• [To be done]
Find the lines holding "screenshot" and copy them.

• [The input]
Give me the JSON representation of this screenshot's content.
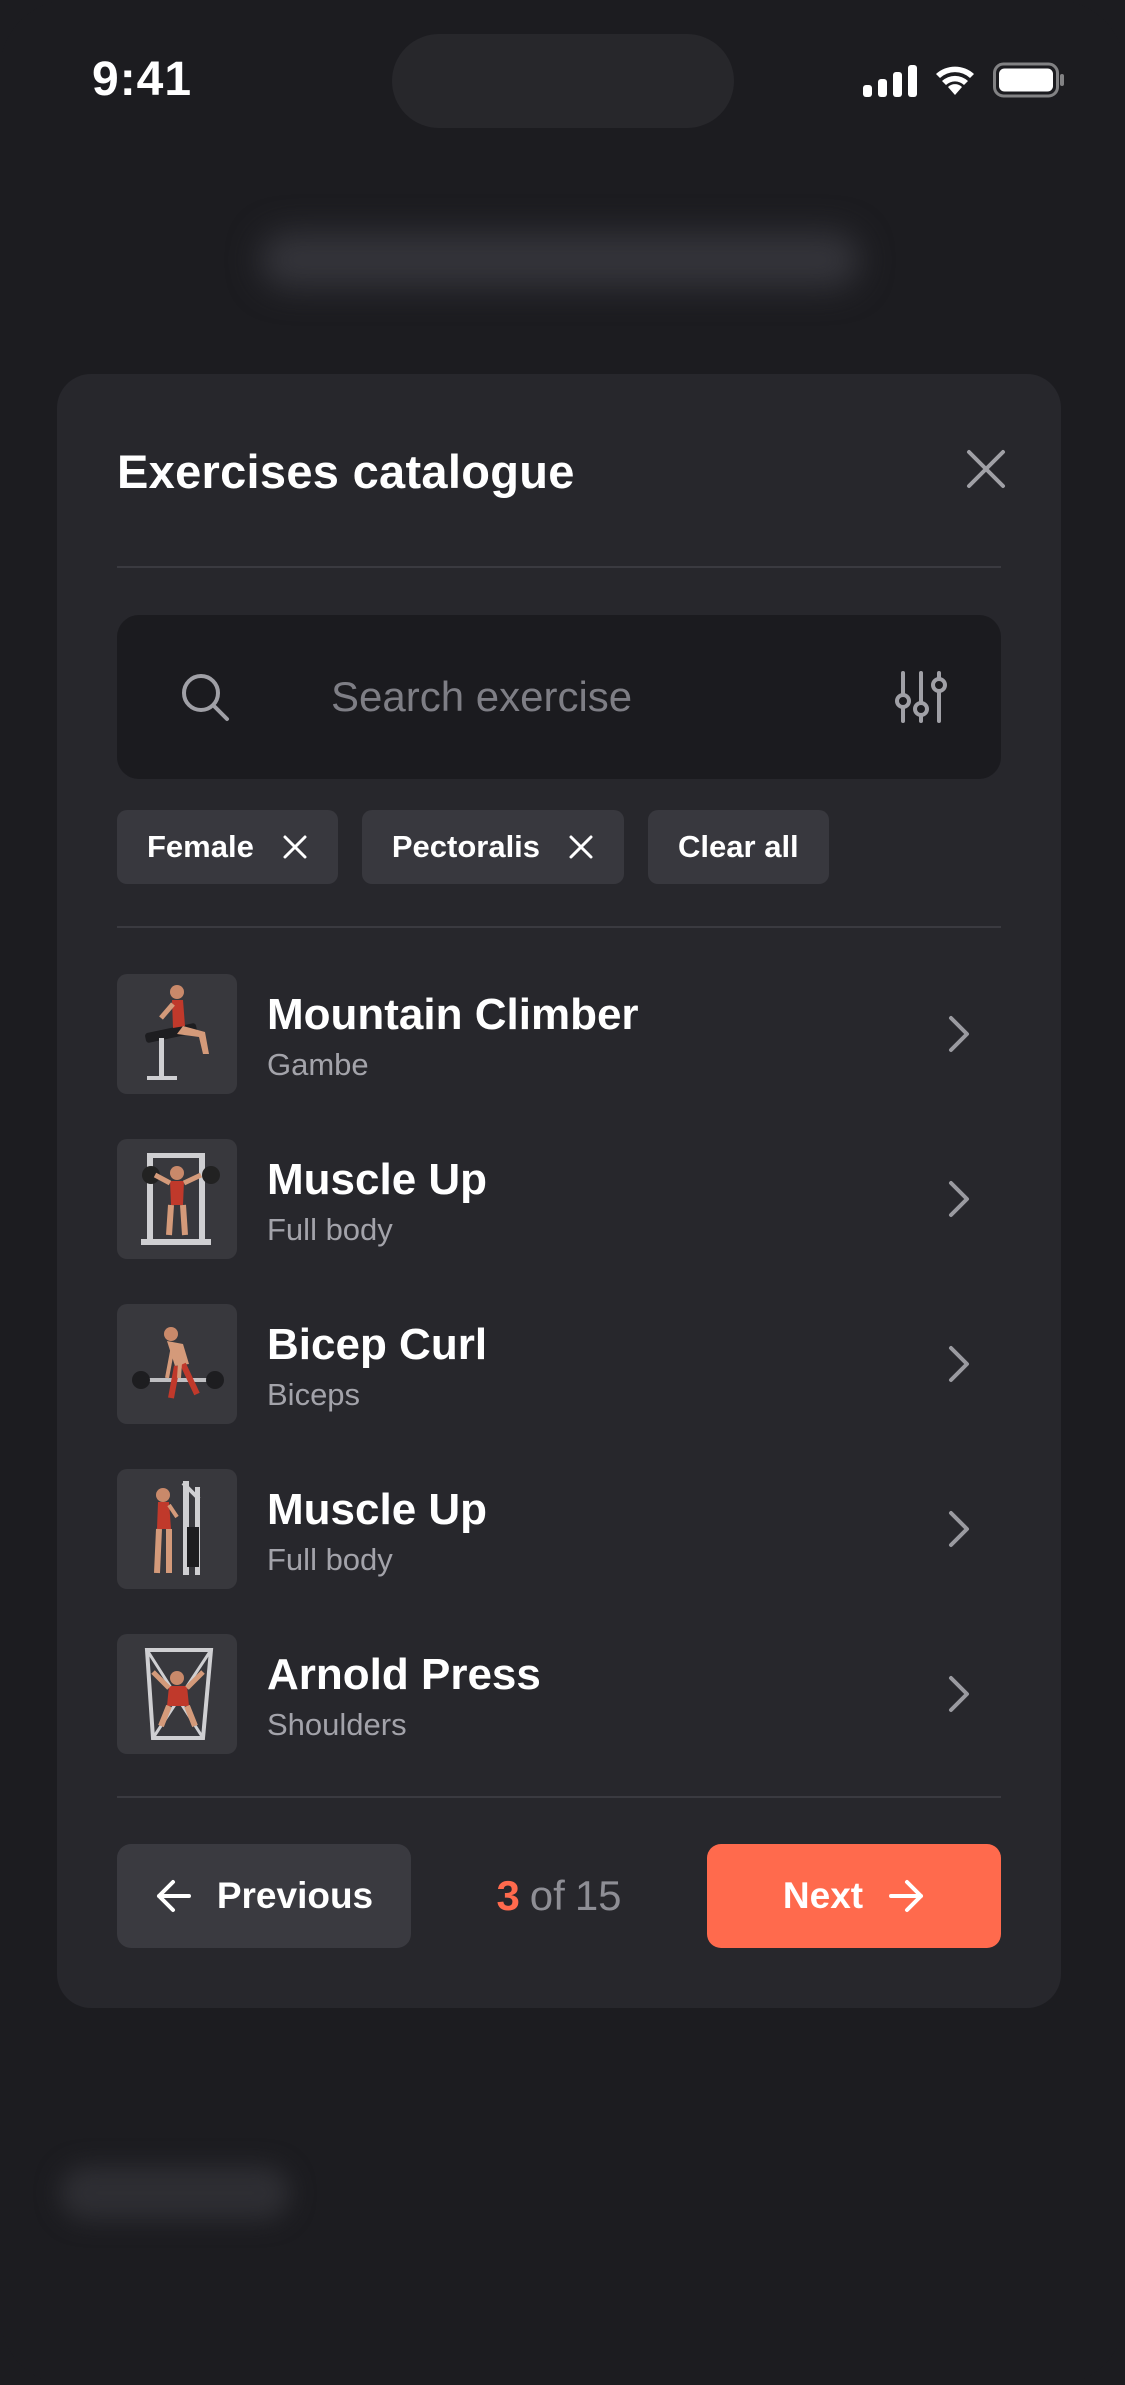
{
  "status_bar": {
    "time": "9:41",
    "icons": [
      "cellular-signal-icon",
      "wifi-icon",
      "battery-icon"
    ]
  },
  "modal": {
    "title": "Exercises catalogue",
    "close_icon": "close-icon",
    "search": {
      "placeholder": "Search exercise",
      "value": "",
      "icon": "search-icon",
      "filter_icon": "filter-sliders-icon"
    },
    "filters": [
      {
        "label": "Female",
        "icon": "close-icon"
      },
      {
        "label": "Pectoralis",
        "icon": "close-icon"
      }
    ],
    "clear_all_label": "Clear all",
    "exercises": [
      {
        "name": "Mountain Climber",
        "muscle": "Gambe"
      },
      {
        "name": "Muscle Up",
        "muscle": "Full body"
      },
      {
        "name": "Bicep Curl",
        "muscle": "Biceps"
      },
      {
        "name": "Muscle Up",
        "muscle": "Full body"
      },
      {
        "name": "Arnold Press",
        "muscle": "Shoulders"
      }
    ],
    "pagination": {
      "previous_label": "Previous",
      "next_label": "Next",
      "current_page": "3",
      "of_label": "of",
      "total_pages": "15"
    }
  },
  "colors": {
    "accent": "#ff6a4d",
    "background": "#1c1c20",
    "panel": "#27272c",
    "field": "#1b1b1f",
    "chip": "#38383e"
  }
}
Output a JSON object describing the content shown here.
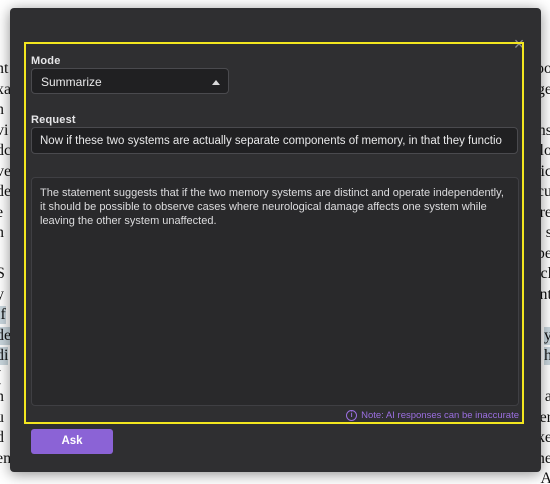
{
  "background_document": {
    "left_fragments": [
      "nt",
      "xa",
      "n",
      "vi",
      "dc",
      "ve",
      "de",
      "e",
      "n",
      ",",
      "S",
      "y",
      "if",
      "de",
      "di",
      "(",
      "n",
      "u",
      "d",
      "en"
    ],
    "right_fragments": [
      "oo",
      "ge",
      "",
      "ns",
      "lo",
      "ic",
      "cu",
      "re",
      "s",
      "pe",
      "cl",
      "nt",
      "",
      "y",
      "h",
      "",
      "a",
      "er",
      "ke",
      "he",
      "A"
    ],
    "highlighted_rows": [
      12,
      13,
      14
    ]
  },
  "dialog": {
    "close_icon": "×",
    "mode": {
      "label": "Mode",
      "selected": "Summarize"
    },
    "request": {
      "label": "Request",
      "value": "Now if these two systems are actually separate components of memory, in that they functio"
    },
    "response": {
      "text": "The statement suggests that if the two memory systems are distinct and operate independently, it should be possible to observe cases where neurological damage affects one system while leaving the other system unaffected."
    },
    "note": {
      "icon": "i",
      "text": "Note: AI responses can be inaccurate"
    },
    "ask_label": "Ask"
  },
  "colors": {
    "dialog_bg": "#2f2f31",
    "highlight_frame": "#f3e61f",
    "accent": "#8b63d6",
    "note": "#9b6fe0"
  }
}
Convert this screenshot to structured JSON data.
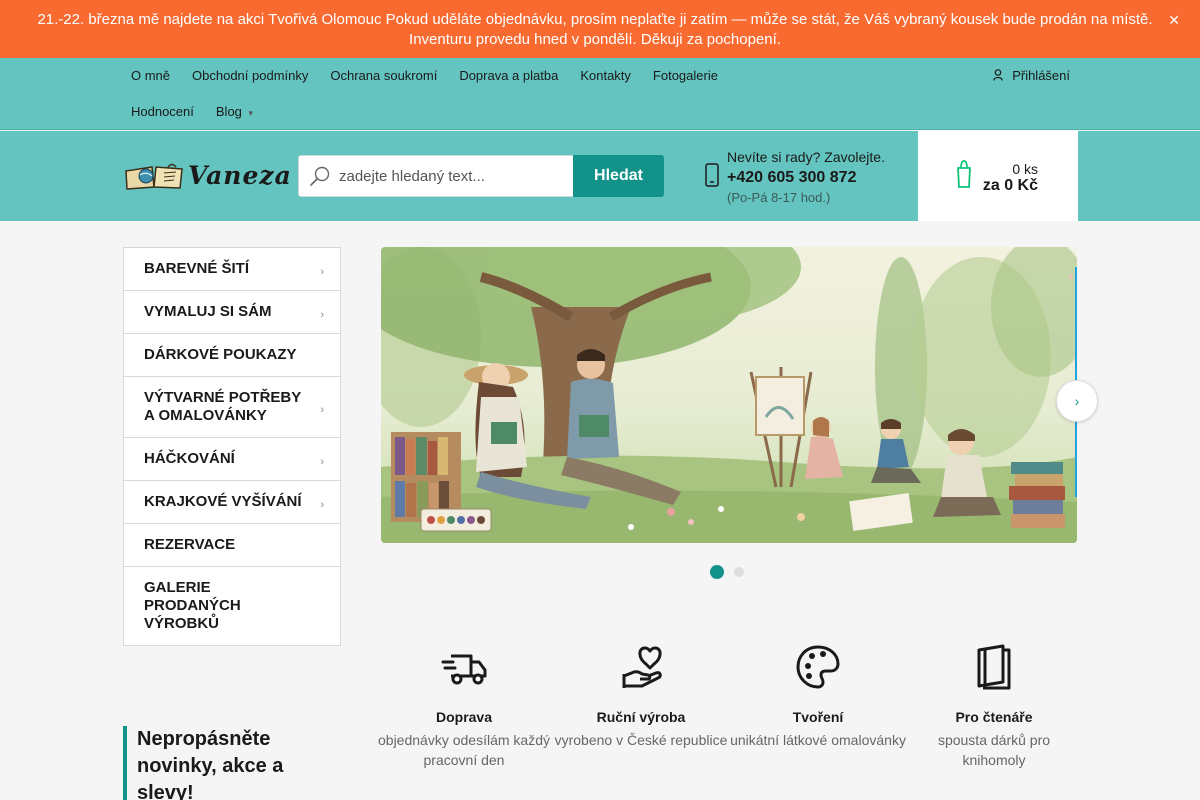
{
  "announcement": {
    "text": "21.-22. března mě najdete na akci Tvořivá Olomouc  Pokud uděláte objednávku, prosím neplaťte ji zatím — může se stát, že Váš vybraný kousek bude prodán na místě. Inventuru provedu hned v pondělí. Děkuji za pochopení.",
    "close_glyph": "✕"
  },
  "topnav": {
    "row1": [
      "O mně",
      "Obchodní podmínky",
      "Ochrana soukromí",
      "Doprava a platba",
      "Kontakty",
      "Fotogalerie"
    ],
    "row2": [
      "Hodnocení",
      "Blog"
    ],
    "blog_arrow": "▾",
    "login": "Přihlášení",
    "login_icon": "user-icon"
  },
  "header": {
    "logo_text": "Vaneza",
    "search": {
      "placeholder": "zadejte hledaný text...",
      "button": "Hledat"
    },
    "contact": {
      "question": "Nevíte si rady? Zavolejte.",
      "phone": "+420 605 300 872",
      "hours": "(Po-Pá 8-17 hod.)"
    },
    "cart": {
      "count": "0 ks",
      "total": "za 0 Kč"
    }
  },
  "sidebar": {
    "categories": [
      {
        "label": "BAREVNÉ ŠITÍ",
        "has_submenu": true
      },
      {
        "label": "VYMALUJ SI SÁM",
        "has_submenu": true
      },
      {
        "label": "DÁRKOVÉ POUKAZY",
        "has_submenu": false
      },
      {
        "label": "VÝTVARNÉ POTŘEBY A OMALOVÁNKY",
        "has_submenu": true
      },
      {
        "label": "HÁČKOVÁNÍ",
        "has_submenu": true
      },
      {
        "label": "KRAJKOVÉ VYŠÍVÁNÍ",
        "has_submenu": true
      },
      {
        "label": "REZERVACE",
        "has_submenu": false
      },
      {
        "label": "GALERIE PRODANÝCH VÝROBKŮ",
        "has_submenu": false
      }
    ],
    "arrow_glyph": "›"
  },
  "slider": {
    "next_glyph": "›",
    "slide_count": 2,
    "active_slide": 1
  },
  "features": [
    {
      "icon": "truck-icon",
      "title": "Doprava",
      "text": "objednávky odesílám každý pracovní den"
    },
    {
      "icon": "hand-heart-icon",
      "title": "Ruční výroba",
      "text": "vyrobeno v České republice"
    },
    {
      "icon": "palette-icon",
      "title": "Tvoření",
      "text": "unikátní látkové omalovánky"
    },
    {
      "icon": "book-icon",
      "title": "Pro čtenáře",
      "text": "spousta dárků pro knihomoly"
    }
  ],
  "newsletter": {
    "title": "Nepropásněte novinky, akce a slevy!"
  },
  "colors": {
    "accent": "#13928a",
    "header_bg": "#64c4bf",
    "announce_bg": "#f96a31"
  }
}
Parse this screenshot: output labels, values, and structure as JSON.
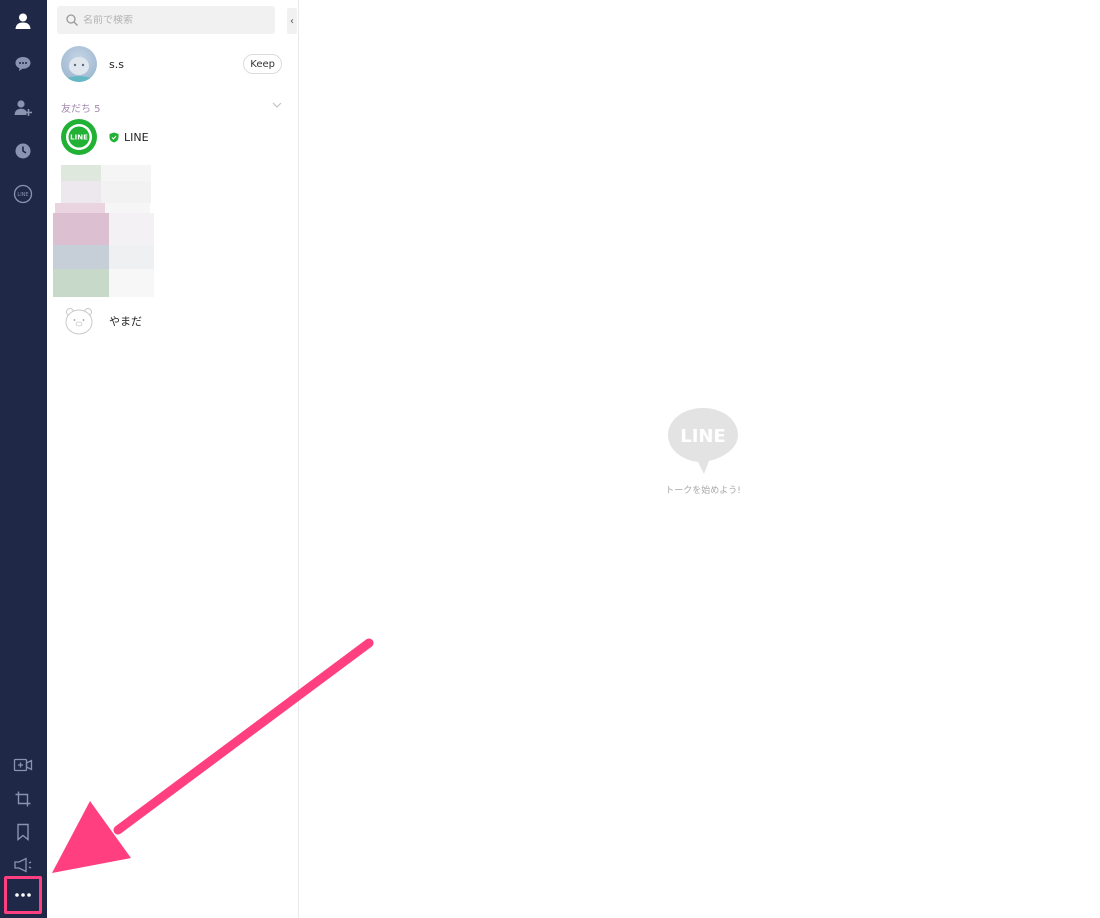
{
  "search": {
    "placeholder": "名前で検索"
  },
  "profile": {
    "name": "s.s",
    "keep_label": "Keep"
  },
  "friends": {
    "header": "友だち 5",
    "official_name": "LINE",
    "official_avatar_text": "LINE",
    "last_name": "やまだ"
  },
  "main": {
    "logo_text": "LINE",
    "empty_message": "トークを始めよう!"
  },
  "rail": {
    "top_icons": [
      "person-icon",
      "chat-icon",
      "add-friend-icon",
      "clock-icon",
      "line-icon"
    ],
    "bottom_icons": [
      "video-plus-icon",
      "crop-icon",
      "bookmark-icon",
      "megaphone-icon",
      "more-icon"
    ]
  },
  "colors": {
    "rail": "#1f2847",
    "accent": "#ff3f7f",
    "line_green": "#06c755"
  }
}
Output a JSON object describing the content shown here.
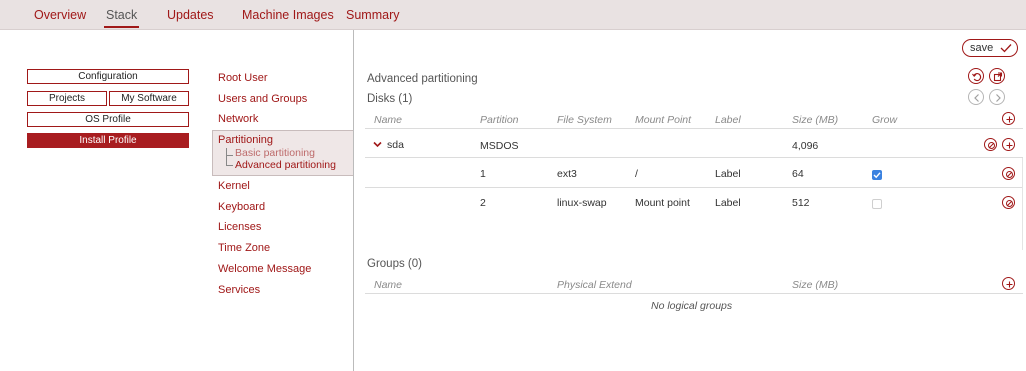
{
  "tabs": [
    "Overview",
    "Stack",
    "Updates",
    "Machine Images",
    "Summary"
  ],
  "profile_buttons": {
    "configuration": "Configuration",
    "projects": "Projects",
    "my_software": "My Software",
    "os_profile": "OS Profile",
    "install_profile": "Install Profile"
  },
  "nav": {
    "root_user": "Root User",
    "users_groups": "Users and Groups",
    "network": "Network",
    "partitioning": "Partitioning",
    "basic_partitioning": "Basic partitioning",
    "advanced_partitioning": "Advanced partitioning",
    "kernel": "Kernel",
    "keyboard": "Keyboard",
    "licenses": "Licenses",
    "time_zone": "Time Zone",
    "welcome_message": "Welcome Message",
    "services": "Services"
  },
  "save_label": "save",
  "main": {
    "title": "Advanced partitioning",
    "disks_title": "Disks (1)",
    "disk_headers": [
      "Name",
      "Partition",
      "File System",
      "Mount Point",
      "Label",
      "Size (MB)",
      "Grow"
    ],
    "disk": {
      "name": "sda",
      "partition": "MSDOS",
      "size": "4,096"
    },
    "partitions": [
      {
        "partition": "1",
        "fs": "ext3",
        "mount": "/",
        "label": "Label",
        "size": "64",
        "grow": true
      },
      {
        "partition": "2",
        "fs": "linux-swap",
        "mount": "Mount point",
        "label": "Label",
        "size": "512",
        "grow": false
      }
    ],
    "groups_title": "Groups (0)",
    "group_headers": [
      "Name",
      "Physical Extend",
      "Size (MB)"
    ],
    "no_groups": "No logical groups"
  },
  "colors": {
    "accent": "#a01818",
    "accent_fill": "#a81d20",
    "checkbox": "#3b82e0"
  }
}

• [Exercise solution]
Give me the JSON representation of this screenshot's content.
Convert this screenshot to structured JSON data.
Parse this screenshot: output labels, values, and structure as JSON.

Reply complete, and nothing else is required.